What to work on ::
From the listing below, count the lines where the string "boson" occurs. Give the number, with no other words.
* begin Records to process *
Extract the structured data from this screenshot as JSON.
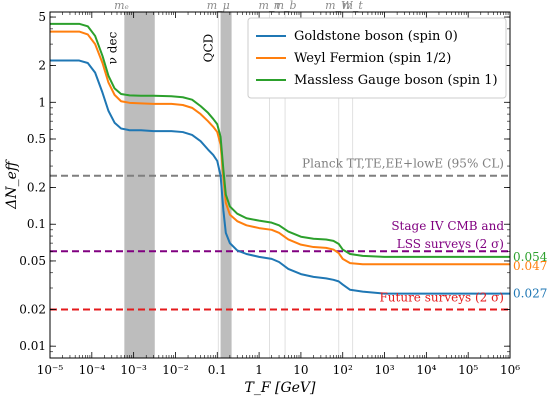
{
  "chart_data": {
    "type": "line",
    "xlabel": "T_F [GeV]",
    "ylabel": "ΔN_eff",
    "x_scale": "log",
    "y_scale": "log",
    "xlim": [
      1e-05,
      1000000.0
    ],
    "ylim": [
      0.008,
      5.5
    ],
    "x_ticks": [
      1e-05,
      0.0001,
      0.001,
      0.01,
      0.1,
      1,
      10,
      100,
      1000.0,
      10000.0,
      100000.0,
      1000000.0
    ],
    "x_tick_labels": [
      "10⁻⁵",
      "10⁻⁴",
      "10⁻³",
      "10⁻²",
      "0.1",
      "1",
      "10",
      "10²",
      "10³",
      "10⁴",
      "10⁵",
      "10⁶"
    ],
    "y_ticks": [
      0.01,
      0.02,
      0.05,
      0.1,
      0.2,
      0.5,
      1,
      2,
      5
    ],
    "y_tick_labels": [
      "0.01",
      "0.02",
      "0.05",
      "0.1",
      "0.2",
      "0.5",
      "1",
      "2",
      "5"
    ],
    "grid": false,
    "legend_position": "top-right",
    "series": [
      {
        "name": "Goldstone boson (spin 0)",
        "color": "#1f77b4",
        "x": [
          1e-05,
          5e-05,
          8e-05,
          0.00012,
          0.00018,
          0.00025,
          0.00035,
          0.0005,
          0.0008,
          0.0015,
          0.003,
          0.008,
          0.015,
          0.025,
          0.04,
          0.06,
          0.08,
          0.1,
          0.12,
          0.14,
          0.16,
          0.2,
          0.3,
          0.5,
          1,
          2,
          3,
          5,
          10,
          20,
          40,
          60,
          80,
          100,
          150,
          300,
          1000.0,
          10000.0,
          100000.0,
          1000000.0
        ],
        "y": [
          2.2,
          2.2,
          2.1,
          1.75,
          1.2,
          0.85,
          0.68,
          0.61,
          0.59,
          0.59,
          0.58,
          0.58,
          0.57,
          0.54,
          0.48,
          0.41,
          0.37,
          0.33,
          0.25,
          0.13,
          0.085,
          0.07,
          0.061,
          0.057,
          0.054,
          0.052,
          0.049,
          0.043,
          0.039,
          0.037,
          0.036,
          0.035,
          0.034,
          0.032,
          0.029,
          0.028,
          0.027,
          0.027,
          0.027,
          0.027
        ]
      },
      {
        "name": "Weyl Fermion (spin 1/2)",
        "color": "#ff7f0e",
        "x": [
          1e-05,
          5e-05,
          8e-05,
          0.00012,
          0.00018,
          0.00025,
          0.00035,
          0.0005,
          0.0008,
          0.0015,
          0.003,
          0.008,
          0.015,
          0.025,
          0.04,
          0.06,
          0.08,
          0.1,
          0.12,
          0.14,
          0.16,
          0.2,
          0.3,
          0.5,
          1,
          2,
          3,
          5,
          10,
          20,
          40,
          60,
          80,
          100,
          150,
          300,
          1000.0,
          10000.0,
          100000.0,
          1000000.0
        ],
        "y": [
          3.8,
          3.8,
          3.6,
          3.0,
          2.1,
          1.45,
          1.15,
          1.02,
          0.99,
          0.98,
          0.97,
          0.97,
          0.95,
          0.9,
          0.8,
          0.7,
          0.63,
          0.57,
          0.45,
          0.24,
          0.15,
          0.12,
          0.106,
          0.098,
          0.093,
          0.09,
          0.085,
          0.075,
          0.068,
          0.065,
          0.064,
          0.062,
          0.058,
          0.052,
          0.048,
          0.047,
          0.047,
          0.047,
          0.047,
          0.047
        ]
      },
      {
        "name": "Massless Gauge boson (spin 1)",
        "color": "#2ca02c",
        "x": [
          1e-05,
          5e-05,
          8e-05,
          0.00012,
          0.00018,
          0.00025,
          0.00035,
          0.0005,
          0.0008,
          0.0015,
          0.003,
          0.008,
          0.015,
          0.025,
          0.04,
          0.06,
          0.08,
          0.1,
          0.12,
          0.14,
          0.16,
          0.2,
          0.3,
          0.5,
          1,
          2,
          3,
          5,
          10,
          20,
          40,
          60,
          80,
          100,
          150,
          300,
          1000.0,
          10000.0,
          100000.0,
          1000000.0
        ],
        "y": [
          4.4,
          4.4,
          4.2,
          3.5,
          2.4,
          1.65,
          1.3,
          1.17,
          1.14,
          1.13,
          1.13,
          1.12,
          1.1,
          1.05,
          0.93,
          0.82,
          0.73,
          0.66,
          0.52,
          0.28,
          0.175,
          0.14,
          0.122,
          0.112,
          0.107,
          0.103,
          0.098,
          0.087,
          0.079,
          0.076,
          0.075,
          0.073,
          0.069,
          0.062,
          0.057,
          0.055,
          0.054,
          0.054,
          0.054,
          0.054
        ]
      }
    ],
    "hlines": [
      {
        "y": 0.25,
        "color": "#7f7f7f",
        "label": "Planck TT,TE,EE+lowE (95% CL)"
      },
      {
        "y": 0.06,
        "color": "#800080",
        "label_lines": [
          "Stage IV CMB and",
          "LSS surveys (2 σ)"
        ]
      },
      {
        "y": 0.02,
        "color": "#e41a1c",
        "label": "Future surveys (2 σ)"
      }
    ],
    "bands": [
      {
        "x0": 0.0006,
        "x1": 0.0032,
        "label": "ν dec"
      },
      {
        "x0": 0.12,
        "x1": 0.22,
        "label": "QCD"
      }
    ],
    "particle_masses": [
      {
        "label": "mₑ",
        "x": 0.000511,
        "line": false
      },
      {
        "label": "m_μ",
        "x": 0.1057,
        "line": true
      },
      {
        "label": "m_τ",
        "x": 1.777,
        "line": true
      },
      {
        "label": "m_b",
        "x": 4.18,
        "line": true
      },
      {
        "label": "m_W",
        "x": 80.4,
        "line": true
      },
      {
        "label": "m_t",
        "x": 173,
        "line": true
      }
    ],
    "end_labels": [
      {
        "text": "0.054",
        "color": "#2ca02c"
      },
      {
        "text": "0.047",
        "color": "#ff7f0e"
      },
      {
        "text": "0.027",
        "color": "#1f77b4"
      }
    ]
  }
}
* end Records to process *
Expected answer ::
2